How New Hampshire Upended The Democratic Race

How New Hampshire Upended The Democratic Race

Manchester, NH -- The conventional wisdom today about the results of the New Hampshire Democratic primary does not take into account the complexity of the multiple forces at play.

There were at least five factors influencing the outcome in Hillary Clinton's unexpected victory here on Tuesday: the so-called "Bradley effect;" the different ways in which primaries and caucuses filter voters; the geographical distribution of the turnout increase in New Hampshire between 2004 and 2008; a shifting gender gap; and the greater number of young voters and college students in Iowa than in NH.

The outcome of the Democratic contest here suggests the emergence of the so-called "Bradley/Wilder/Dinkins effect" -- a discrepancy between election results and poll data in races in which African American candidates win 5 to 10 percentage points fewer votes than predicted. (The effect was first noted in Tom Bradley's 1982 race for California governor, when polls pointed to a win but the result was defeat by a white opponent.)

"Anytime you've got white undecided voters pulling the lever choosing between a white and a black candidate, that is when the race issue is most important," notes Drew Westen of Emory University. "Both campaigns' internal polls showed a 10 to 12 point Obama lead; to see that evaporate into a three-point loss, when he didn't have any gaffes, that has a ring to it."

According to Andrew Kohut of the Pew Research Center, "The failure [of polling] on the Democratic side has to do with the fact that Clinton ran best among groups of voters who most often refuse polls -- poorer, less well-educated people. These are also the very people who are reluctant to vote for a black candidate."

A separate finding - that Clinton performed best in New Hampshire yesterday in communities with the highest turnout increases between 2004 and 2008 - lends indirect support to the Bradley effect thesis. MIT political scientist Charles Stewart found that "Clinton did better, on average, in the towns that had the biggest [positive] change in turnout across the four years. Conversely, Obama did worse." Stewart's analysis of NH voting data showed that a "strong predictor of how Obama did, town by town, are the results from '04. Dean country is now Obama country."

Stewart also found that, conversely, John Kerry country has become Clinton country: "In the towns where Kerry beat Dean in 2004 [Clinton country now], turnout increased by a total of 31.4% between 2004 and 2008; where Dean beat Kerry, turnout increased by a total of 27.5%. That's not a huge number, but in a close race, you need everything you can get."

Clinton's machine may well have proved more effective than Obama's in pulling out new voters. Another way to interpret the finding is that a small but significant fraction of white voters turned out to actually cast ballots against a black candidate. The two interpretations are not mutually exclusive.

A number of political analysts question a Bradley effect in New Hampshire, including Ben Smith of Politico and Matthew Yglesias of The Atlantic. The difference of opinion will likely persist among political scientists and pollsters.

* **PROBLEMS AND TASKS**
1) Using the article on the New Hampshire primary, decide whether each statement agrees with it: (a) the article names at least five factors behind the outcome; (b) Tom Bradley won his 1982 race for California governor; (c) in towns where Kerry beat Dean in 2004, turnout rose by a total of 27.5%. Answer yes or no for each, quoting the deciding words.
2) Convert everything in the entries from the first line down to the line containing "country-percent: (100.00%) [575,176,613,185]" into a JSON list of strings, one string per line, leaving out any blank lines.

* **INFORMATION SUPPLIED**
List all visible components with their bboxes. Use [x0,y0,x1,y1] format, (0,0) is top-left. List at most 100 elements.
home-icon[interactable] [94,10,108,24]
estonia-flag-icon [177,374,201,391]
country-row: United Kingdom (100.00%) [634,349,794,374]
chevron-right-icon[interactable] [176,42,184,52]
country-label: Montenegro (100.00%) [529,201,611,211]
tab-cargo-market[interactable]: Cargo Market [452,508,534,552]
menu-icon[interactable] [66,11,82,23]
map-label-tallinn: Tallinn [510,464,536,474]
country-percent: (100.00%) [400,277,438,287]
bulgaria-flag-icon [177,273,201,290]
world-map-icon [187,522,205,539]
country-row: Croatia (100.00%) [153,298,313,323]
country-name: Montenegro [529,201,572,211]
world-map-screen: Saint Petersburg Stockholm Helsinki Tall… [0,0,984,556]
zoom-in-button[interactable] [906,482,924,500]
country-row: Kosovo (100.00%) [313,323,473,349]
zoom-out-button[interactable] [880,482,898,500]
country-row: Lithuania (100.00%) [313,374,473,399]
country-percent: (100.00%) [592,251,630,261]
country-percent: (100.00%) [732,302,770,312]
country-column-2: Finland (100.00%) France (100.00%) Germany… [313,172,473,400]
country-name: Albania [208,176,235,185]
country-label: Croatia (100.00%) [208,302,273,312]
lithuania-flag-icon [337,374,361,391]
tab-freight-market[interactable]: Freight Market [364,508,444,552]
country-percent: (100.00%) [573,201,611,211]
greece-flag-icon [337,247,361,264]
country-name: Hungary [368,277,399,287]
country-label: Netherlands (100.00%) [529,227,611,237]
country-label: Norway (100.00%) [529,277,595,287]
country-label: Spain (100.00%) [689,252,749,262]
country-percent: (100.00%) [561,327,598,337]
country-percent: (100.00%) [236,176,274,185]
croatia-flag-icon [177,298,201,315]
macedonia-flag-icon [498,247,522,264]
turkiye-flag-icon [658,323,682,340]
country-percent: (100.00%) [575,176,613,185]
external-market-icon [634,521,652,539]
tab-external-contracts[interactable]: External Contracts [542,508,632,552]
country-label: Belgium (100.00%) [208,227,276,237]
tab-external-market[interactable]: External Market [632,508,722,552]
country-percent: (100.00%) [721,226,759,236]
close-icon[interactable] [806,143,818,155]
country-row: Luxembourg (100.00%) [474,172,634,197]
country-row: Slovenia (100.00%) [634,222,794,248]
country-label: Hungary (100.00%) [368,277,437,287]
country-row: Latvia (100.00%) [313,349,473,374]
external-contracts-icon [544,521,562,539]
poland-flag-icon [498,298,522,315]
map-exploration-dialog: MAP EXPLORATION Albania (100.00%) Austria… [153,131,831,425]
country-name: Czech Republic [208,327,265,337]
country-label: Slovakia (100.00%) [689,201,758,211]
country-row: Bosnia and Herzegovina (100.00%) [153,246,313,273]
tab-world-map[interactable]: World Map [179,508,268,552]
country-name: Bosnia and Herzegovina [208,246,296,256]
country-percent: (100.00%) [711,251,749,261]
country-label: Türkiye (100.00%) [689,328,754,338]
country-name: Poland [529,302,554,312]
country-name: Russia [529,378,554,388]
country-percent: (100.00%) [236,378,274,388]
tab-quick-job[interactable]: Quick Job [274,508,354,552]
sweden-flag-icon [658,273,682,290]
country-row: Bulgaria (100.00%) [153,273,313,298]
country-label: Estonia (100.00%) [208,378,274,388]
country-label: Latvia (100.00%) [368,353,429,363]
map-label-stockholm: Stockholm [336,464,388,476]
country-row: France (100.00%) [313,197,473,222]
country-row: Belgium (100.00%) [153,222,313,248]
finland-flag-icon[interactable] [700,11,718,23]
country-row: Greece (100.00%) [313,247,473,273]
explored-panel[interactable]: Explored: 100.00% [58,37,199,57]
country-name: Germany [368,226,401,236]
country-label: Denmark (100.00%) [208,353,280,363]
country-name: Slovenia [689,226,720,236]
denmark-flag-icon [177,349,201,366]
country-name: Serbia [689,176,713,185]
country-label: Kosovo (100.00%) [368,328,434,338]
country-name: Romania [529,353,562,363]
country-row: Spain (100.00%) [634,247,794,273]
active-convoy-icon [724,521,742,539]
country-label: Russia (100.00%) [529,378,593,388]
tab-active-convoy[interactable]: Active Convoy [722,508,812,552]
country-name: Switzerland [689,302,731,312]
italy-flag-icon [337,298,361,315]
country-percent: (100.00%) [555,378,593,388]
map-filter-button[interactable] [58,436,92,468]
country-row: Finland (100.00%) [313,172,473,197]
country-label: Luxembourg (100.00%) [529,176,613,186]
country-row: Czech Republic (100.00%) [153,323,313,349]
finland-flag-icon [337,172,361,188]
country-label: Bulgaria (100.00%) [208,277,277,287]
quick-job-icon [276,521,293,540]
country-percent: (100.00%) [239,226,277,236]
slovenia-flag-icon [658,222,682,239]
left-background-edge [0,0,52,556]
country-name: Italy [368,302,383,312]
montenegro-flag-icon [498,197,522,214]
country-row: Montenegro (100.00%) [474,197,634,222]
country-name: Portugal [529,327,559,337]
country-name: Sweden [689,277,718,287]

* **LIST OF SOLUTIONS**
1)
(a) Yes: "There were at least five factors influencing the outcome"
(b) No: "the result was defeat by a white opponent"
(c) No: "In the towns where Kerry beat Dean in 2004 [Clinton country now], turnout increased by a total of 31.4%"

2)
[
  "List all visible components with their bboxes. Use [x0,y0,x1,y1] format, (0,0) is top-left. List at most 100 elements.",
  "home-icon[interactable] [94,10,108,24]",
  "estonia-flag-icon [177,374,201,391]",
  "country-row: United Kingdom (100.00%) [634,349,794,374]",
  "chevron-right-icon[interactable] [176,42,184,52]",
  "country-label: Montenegro (100.00%) [529,201,611,211]",
  "tab-cargo-market[interactable]: Cargo Market [452,508,534,552]",
  "menu-icon[interactable] [66,11,82,23]",
  "map-label-tallinn: Tallinn [510,464,536,474]",
  "country-percent: (100.00%) [400,277,438,287]",
  "bulgaria-flag-icon [177,273,201,290]",
  "world-map-icon [187,522,205,539]",
  "country-row: Croatia (100.00%) [153,298,313,323]",
  "country-name: Montenegro [529,201,572,211]",
  "world-map-screen: Saint Petersburg Stockholm Helsinki Tall… [0,0,984,556]",
  "zoom-in-button[interactable] [906,482,924,500]",
  "country-row: Kosovo (100.00%) [313,323,473,349]",
  "zoom-out-button[interactable] [880,482,898,500]",
  "country-row: Lithuania (100.00%) [313,374,473,399]",
  "country-percent: (100.00%) [592,251,630,261]",
  "country-percent: (100.00%) [732,302,770,312]",
  "country-column-2: Finland (100.00%) France (100.00%) Germany… [313,172,473,400]",
  "country-name: Albania [208,176,235,185]",
  "country-label: Croatia (100.00%) [208,302,273,312]",
  "lithuania-flag-icon [337,374,361,391]",
  "tab-freight-market[interactable]: Freight Market [364,508,444,552]",
  "country-percent: (100.00%) [573,201,611,211]",
  "greece-flag-icon [337,247,361,264]",
  "country-name: Hungary [368,277,399,287]",
  "country-label: Netherlands (100.00%) [529,227,611,237]",
  "country-label: Norway (100.00%) [529,277,595,287]",
  "country-label: Spain (100.00%) [689,252,749,262]",
  "country-percent: (100.00%) [561,327,598,337]",
  "country-percent: (100.00%) [236,176,274,185]",
  "croatia-flag-icon [177,298,201,315]",
  "macedonia-flag-icon [498,247,522,264]",
  "turkiye-flag-icon [658,323,682,340]",
  "country-percent: (100.00%) [575,176,613,185]"
]